Exercise brief — Rewrite the records from the line with "- christmas-tree-icon: [248, 596, 292, 642]" to the line with "- option-label: C.: [273, 516, 288, 534]", changing "soccer-icon" to "football-icon" and leaving everything else as it is.
+-------+
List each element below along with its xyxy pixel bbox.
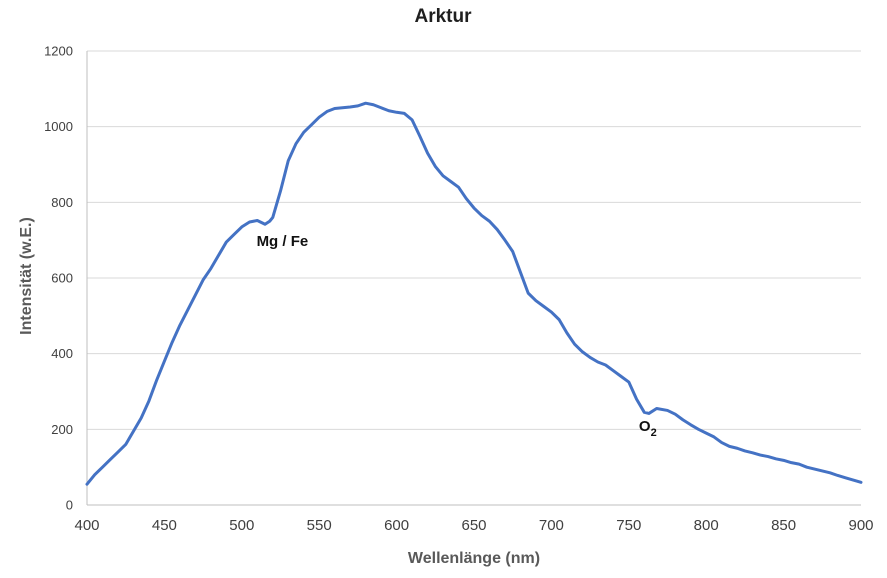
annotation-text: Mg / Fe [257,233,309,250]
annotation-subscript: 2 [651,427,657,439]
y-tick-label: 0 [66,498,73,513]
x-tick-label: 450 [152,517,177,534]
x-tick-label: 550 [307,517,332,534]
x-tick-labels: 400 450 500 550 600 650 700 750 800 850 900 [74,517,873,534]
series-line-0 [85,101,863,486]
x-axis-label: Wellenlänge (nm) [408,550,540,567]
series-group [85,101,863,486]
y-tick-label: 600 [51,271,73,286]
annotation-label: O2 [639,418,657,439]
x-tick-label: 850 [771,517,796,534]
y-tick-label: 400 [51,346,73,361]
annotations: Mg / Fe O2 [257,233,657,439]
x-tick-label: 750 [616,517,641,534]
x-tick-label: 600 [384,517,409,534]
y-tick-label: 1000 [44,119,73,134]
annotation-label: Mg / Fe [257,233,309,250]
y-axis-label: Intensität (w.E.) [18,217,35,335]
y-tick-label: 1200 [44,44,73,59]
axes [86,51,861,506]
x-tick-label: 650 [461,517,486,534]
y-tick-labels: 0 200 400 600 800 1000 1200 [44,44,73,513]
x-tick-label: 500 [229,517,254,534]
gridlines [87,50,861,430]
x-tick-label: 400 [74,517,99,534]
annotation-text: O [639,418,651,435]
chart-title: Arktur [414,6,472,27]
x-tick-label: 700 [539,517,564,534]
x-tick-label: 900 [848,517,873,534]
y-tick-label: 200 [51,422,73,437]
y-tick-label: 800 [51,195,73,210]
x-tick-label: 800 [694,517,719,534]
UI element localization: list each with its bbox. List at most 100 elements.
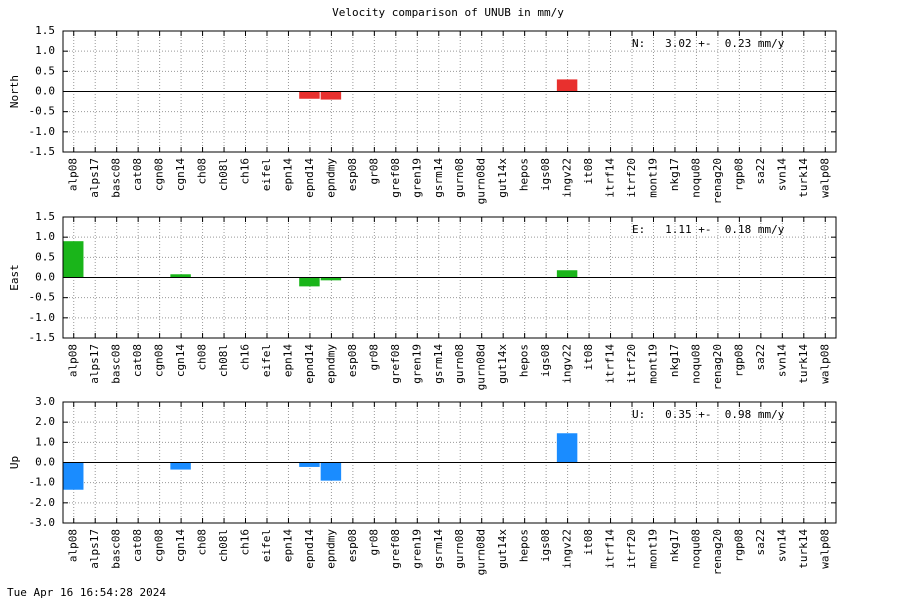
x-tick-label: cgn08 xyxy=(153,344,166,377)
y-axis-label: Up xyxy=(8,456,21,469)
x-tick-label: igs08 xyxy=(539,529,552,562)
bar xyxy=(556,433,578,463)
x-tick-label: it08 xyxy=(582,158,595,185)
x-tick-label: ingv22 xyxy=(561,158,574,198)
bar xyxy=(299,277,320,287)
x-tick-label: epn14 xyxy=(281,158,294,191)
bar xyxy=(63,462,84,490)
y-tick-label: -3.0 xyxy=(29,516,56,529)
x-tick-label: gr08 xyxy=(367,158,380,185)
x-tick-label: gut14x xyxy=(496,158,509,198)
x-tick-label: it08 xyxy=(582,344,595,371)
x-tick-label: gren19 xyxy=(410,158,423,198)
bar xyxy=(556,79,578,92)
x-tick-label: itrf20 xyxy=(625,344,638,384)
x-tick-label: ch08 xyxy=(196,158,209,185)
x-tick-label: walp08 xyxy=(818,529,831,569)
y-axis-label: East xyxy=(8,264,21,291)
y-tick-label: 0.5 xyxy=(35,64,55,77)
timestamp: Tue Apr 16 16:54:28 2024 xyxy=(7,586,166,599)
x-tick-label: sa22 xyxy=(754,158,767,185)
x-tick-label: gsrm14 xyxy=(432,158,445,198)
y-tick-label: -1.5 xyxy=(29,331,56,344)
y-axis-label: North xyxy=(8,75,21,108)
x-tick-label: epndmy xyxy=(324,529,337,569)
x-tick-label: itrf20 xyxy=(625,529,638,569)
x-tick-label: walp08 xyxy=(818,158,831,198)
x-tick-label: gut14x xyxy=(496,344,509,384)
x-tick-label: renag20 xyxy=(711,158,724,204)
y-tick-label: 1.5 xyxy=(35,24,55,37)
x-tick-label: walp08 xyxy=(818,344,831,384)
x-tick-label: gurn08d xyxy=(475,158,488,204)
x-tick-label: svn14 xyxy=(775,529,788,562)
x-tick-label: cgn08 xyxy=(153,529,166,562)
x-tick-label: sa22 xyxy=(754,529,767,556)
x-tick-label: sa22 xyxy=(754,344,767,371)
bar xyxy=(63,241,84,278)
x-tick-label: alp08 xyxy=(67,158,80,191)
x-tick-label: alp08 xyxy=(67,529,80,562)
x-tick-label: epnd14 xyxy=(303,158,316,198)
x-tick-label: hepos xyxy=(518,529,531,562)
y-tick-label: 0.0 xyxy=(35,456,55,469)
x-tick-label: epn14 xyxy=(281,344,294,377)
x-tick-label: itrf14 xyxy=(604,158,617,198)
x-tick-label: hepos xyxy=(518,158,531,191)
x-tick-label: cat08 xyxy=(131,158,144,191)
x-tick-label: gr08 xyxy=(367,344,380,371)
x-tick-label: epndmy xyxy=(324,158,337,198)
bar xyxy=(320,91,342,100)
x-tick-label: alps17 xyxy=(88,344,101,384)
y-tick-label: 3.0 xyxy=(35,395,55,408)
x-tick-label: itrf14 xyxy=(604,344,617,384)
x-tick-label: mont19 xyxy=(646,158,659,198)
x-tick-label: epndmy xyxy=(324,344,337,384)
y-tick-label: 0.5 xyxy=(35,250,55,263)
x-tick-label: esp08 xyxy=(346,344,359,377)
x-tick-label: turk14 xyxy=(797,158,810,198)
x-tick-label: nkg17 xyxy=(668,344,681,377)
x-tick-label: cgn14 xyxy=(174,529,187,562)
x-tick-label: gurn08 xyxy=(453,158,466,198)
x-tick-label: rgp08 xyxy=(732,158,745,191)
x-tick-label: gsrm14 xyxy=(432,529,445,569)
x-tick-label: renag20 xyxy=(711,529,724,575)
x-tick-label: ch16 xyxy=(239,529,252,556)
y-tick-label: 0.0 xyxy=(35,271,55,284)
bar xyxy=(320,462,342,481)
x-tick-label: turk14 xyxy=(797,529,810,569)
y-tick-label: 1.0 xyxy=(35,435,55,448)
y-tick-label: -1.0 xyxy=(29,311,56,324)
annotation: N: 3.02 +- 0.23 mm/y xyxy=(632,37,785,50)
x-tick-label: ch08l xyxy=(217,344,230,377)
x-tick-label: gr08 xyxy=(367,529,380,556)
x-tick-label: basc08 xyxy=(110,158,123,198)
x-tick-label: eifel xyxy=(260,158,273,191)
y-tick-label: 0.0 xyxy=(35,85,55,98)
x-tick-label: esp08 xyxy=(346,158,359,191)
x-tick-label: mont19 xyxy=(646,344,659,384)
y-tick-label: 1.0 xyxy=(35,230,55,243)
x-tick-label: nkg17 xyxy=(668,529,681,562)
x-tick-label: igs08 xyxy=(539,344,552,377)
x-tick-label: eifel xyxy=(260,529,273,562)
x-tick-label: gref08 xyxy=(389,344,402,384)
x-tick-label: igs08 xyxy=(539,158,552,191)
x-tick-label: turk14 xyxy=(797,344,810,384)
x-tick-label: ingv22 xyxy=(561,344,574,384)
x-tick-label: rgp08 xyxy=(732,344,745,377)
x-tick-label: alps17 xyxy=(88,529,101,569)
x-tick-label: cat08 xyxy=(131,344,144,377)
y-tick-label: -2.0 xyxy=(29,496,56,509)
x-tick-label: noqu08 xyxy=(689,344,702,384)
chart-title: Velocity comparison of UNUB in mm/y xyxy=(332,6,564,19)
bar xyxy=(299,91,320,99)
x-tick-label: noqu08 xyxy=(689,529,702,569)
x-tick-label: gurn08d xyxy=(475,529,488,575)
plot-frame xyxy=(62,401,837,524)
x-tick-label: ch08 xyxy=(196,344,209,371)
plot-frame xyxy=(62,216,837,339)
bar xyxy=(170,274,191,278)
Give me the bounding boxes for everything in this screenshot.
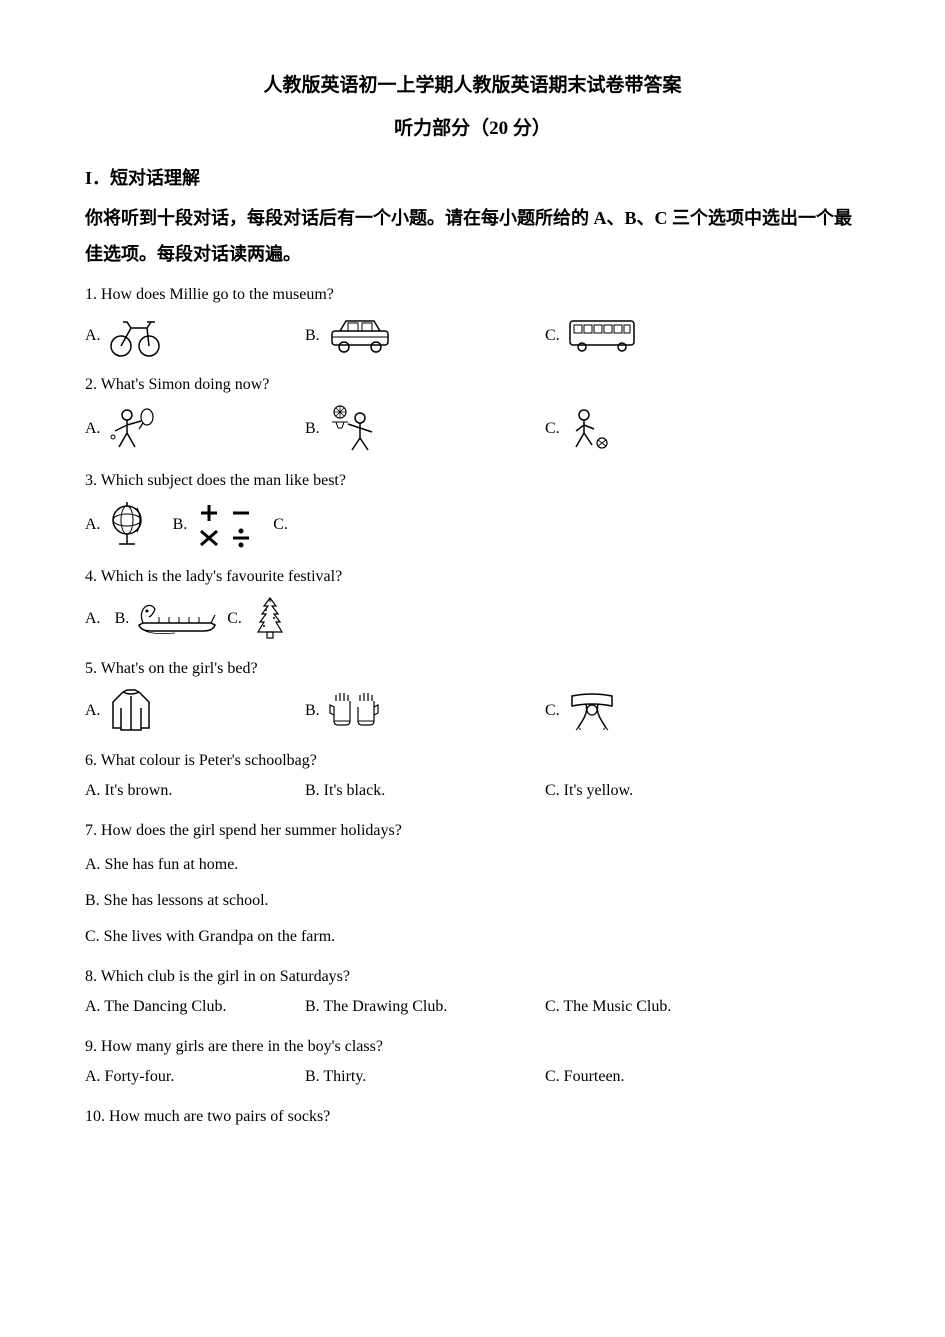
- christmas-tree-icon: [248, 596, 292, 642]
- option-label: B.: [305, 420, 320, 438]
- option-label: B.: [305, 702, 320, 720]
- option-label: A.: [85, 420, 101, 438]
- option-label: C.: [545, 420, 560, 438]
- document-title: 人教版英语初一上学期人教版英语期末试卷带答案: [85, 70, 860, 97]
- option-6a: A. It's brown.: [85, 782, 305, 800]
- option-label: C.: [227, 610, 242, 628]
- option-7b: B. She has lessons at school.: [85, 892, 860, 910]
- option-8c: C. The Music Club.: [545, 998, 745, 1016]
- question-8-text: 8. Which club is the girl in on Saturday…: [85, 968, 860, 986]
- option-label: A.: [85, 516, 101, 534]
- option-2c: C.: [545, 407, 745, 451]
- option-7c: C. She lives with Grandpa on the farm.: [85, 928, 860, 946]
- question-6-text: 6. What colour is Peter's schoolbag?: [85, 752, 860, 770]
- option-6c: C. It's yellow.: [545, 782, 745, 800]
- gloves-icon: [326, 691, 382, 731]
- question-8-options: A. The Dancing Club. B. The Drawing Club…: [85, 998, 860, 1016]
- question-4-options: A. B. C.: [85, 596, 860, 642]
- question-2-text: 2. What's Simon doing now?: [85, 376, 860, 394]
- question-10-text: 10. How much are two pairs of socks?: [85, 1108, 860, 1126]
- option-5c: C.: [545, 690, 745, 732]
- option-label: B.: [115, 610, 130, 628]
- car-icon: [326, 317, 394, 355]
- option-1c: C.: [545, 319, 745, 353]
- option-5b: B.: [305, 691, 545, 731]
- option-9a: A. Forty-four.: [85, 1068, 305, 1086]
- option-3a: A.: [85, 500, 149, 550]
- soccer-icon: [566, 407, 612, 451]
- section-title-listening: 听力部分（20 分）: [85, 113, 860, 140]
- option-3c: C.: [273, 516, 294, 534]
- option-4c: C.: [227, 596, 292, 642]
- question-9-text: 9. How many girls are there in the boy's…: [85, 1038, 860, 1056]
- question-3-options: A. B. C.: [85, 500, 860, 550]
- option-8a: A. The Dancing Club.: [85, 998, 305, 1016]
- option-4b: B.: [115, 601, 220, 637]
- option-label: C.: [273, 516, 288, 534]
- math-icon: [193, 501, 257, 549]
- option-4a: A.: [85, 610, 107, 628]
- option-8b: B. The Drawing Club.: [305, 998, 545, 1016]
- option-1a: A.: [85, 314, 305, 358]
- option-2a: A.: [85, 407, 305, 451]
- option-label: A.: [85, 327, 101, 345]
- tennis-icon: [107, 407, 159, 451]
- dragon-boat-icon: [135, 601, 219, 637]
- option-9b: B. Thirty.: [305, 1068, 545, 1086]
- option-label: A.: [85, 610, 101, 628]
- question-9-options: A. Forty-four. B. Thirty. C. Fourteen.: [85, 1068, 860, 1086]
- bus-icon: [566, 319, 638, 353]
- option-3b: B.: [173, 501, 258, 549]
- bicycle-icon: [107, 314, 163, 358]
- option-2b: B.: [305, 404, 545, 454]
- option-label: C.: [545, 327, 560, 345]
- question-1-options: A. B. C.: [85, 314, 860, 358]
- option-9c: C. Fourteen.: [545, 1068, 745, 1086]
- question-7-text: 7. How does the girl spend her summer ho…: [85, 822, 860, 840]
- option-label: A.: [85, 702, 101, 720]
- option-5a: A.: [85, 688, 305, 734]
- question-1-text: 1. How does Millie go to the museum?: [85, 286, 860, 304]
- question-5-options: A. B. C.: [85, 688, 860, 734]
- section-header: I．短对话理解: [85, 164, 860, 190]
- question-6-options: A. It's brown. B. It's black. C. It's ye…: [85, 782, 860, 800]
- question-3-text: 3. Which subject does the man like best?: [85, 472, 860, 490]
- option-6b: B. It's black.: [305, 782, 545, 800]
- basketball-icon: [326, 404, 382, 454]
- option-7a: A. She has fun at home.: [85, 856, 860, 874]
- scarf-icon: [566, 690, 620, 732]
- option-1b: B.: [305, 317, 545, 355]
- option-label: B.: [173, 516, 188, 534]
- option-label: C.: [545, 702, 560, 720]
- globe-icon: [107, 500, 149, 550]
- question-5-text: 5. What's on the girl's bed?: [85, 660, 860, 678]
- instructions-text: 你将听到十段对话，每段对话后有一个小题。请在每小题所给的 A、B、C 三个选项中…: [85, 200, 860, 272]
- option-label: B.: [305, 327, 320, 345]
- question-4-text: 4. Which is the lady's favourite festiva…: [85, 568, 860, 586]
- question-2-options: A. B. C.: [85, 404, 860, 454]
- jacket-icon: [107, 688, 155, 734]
+-------+
Task solution —
- christmas-tree-icon: [248, 596, 292, 642]
- option-label: B.: [305, 420, 320, 438]
- option-label: B.: [305, 702, 320, 720]
- option-label: A.: [85, 420, 101, 438]
- option-label: C.: [545, 420, 560, 438]
- document-title: 人教版英语初一上学期人教版英语期末试卷带答案: [85, 70, 860, 97]
- option-6a: A. It's brown.: [85, 782, 305, 800]
- option-label: C.: [227, 610, 242, 628]
- option-7b: B. She has lessons at school.: [85, 892, 860, 910]
- option-8c: C. The Music Club.: [545, 998, 745, 1016]
- question-8-text: 8. Which club is the girl in on Saturday…: [85, 968, 860, 986]
- option-label: A.: [85, 516, 101, 534]
- option-2c: C.: [545, 407, 745, 451]
- option-7c: C. She lives with Grandpa on the farm.: [85, 928, 860, 946]
- question-6-text: 6. What colour is Peter's schoolbag?: [85, 752, 860, 770]
- option-6c: C. It's yellow.: [545, 782, 745, 800]
- gloves-icon: [326, 691, 382, 731]
- question-8-options: A. The Dancing Club. B. The Drawing Club…: [85, 998, 860, 1016]
- question-4-options: A. B. C.: [85, 596, 860, 642]
- question-2-text: 2. What's Simon doing now?: [85, 376, 860, 394]
- question-10-text: 10. How much are two pairs of socks?: [85, 1108, 860, 1126]
- option-5c: C.: [545, 690, 745, 732]
- option-label: B.: [115, 610, 130, 628]
- car-icon: [326, 317, 394, 355]
- option-1c: C.: [545, 319, 745, 353]
- option-5b: B.: [305, 691, 545, 731]
- option-9a: A. Forty-four.: [85, 1068, 305, 1086]
- option-3a: A.: [85, 500, 149, 550]
- football-icon: [566, 407, 612, 451]
- section-title-listening: 听力部分（20 分）: [85, 113, 860, 140]
- option-3c: C.: [273, 516, 294, 534]
- option-4c: C.: [227, 596, 292, 642]
- question-9-text: 9. How many girls are there in the boy's…: [85, 1038, 860, 1056]
- question-3-options: A. B. C.: [85, 500, 860, 550]
- option-8a: A. The Dancing Club.: [85, 998, 305, 1016]
- option-4b: B.: [115, 601, 220, 637]
- option-label: C.: [273, 516, 288, 534]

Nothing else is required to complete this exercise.